- **Selected text**:
Las dos caras del deseo
- Author: Carmen Ollé
- Language: Spanish
- Genre: Fiction
- Publisher: PEISA
- Publication date: 1994
- Publication place: Peru
- Pages: 291

= Las dos caras del deseo =

1994 novel by Carmen Ollé

Las dos caras del deseo (English: The Two Faces of Desire) is a novel by Peruvian writer Carmen Ollé, published in 1994. The plot follows the story of a teacher named Ada who begins to feel a strong attraction for another woman, but who then decides to forgo her desire and migrate to the United States, where she later begins to feel liberated. The central themes of the novel are lesbian desire and the character's search for her real identity.

The novel is considered representative of the Latin American LGBTQ literature. It was one of the first Peruvian works to explore relationships between women without the prejudices which were often evident in earlier novels that addressed the issue. According to the author, the novel was influenced by the work of Patricia Highsmith, the author of Carol (1952).

- **Excerpts from a dataset**:
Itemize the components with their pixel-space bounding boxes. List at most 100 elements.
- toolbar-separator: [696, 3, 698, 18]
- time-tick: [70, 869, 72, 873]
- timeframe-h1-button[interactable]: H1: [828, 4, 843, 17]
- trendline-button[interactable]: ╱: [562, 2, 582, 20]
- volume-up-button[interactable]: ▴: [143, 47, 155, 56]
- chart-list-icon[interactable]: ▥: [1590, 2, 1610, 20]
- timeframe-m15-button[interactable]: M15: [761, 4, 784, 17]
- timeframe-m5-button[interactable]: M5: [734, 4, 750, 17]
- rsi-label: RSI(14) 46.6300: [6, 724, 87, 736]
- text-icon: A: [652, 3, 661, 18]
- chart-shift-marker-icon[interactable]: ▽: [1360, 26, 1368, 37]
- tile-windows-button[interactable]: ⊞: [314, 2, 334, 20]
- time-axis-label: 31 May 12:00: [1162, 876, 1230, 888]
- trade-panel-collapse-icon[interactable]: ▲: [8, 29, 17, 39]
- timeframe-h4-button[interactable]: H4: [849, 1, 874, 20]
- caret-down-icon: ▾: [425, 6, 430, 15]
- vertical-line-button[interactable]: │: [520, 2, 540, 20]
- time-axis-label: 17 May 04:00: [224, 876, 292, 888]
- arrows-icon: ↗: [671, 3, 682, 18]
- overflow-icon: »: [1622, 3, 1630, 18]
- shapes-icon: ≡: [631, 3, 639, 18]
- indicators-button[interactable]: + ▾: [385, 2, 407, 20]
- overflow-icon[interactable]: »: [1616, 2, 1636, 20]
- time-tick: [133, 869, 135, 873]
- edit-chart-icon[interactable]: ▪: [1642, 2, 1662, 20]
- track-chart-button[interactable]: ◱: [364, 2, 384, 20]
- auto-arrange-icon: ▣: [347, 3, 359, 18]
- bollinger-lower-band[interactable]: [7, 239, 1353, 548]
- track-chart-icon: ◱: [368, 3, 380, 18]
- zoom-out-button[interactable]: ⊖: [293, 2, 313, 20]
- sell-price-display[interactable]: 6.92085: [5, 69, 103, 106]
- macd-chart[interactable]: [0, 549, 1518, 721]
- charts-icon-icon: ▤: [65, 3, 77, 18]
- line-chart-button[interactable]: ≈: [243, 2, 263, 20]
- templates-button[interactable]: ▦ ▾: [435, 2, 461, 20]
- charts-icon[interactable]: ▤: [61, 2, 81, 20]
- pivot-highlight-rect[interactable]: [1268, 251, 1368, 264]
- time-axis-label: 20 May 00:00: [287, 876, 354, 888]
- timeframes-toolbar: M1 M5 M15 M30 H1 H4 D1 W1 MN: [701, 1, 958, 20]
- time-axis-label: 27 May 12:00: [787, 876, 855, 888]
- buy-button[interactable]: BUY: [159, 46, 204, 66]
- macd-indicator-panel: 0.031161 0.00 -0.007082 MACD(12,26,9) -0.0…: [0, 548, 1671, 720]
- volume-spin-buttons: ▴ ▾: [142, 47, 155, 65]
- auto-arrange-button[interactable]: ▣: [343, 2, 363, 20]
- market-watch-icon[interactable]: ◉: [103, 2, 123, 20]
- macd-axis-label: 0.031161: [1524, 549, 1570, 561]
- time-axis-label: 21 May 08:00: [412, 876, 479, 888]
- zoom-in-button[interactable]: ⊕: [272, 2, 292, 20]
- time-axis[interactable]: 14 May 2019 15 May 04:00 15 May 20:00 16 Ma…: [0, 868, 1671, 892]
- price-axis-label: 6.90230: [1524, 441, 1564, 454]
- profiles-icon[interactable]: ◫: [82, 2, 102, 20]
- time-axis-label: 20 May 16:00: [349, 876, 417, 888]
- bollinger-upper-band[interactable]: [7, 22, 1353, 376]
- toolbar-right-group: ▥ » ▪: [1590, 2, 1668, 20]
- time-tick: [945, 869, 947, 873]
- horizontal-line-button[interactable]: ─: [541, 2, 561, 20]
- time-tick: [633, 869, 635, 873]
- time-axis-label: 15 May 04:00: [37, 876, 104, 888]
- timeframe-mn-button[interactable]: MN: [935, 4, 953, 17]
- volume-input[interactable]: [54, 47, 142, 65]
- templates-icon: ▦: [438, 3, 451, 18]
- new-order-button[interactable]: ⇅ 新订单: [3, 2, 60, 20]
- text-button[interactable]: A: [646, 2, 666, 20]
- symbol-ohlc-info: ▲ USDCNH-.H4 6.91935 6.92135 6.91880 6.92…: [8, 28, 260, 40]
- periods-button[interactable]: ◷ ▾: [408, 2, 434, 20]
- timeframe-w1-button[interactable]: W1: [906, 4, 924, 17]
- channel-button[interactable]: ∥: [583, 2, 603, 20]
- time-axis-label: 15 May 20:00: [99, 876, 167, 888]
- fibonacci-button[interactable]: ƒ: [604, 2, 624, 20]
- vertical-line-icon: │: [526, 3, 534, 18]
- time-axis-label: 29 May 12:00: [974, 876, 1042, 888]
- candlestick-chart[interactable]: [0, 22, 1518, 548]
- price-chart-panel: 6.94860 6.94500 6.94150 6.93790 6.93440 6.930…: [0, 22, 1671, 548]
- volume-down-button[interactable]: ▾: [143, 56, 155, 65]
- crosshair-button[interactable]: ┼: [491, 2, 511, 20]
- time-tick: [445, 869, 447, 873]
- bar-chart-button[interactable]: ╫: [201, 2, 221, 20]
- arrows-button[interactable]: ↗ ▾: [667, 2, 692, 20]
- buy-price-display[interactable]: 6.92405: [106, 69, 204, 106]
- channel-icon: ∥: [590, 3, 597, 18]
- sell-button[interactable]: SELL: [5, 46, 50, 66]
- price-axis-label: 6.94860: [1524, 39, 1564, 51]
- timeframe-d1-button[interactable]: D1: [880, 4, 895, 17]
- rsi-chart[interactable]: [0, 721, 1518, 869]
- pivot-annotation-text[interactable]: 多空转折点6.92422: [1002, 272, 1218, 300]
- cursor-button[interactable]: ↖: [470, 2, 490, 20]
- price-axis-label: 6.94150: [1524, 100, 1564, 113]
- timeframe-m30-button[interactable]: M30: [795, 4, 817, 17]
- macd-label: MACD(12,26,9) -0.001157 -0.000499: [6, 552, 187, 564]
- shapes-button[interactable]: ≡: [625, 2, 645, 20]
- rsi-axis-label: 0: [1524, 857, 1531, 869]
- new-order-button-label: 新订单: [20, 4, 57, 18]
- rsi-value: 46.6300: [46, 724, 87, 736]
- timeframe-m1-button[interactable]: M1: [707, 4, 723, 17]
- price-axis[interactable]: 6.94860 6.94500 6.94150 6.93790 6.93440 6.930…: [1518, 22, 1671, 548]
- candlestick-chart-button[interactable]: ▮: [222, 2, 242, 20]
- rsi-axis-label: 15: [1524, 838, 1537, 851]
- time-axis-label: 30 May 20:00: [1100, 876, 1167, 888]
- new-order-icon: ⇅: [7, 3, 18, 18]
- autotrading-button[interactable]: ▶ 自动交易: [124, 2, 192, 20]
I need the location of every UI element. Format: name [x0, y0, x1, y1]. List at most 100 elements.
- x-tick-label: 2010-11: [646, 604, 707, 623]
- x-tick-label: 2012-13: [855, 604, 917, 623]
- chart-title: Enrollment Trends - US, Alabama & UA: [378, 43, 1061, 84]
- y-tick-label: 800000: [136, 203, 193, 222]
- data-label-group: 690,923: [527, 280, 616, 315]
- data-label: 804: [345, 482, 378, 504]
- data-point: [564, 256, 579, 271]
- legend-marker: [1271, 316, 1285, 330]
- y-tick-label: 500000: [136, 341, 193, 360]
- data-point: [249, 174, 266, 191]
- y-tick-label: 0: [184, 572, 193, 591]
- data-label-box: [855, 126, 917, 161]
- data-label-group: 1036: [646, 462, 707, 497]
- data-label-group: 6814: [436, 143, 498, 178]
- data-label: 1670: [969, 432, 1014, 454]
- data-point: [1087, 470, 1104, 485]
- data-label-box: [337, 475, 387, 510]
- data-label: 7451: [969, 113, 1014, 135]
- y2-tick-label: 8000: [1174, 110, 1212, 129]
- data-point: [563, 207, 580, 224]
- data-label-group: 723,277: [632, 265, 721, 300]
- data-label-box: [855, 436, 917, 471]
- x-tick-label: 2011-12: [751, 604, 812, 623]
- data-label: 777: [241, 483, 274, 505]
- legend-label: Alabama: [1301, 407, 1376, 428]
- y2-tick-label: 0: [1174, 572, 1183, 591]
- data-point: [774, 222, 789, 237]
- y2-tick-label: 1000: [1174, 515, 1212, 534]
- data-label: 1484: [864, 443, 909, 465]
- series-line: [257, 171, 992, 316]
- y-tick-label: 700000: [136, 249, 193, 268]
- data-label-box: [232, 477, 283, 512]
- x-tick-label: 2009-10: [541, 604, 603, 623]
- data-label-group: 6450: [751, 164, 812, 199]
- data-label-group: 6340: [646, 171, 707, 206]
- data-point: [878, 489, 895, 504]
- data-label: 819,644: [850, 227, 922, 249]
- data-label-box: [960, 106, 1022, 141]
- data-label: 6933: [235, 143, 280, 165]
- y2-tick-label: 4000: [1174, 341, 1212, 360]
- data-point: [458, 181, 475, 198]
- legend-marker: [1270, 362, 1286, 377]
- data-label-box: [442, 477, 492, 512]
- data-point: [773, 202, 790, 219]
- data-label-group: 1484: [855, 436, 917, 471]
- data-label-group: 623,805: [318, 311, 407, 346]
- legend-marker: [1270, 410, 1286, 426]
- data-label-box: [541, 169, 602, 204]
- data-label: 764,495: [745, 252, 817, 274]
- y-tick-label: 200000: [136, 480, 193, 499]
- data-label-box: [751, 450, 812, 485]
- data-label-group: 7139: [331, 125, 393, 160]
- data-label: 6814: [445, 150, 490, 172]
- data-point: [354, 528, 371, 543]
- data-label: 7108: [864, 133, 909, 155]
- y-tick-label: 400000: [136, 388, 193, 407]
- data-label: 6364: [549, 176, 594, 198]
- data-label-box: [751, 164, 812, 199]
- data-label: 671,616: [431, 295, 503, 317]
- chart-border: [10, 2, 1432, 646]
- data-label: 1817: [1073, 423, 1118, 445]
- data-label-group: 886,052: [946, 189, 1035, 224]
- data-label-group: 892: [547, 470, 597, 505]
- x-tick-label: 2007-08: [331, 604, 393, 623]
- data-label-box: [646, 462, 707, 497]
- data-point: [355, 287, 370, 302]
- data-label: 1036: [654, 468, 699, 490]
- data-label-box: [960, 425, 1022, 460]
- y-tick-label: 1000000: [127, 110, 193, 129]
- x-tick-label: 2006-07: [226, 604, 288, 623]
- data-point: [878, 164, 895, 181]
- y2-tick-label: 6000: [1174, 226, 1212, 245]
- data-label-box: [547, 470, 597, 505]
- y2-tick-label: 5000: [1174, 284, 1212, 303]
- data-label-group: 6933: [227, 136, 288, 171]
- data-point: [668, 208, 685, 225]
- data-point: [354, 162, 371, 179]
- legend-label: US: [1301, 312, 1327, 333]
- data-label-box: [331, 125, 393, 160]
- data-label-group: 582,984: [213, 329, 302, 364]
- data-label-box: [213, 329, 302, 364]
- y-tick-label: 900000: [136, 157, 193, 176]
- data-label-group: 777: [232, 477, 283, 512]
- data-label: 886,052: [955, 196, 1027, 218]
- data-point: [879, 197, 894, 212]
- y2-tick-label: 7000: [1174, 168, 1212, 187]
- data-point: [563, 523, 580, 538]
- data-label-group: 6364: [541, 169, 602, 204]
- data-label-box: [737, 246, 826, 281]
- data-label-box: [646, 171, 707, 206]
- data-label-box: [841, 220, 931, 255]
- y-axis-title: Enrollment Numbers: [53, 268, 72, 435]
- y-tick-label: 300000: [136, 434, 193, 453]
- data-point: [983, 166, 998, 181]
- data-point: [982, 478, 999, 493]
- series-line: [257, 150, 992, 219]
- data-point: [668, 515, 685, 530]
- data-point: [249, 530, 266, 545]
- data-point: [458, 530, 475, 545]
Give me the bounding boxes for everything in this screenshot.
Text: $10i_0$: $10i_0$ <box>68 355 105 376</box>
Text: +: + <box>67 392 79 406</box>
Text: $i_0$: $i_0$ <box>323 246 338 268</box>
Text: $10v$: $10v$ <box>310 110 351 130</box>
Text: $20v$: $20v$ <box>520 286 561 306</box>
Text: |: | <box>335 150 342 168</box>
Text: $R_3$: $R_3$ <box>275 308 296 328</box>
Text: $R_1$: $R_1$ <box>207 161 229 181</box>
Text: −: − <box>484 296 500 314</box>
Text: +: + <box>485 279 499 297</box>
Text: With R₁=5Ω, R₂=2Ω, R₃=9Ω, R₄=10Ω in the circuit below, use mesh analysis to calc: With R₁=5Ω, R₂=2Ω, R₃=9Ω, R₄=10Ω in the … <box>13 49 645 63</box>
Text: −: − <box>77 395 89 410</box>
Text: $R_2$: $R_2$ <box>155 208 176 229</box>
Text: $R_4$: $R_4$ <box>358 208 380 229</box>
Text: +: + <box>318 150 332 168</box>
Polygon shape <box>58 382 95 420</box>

- **Work to complete**:
A - In the article about Las dos caras del deseo, whose work did the author say influenced the novel?
B - From the article about Las dos caras del deseo, write out the passage that begins at the words "Las dos caras del deseo (English: The" and stops after "of Carol (1952).".
C - Pick up the article about Las dos caras del deseo after its last sentence and keep writing it.

- **Responses per task**:
A - Patricia Highsmith, the author of Carol (1952).

B -
Las dos caras del deseo (English: The Two Faces of Desire) is a novel by Peruvian writer Carmen Ollé, published in 1994. The plot follows the story of a teacher named Ada who begins to feel a strong attraction for another woman, but who then decides to forgo her desire and migrate to the United States, where she later begins to feel liberated. The central themes of the novel are lesbian desire and the character's search for her real identity.

The novel is considered representative of the Latin American LGBTQ literature. It was one of the first Peruvian works to explore relationships between women without the prejudices which were often evident in earlier novels that addressed the issue. According to the author, the novel was influenced by the work of Patricia Highsmith, the author of Carol (1952).

C -
==Synopsis==
Ada is a professor of literature in a university in Lima. She is dissatisfied with her current life and feels unable to get out of the stagnation. She spends her days thinking about her ex-husband, questioning the divorce, and in the sexual encounters with another teacher named Quiroga. One day she meets Eiko, a romantic partner of a friend of hers named Martha, and she begins to feel a strong attraction to her. Ada tries to control her desire, which coincides with the failure of the launch of her writing career.

In the face of the frustration she feels with her current situation, Ada emigrates to the United States with the help of her ex-husband. However, her status as an undocumented immigrant leads to difficulties at the workplace, while she continues to suppress her desire on Eiko. She later moves to Greenwich Village in the New York metropolitan area, which is a recognized LGBTQ neighborhood. There she manages to shake off the memory of Eiko and begins a career as a writer. She meets Maria Cristina, with whom she has an intimate encounter, which makes Ada feel the moment of liberation she was looking for.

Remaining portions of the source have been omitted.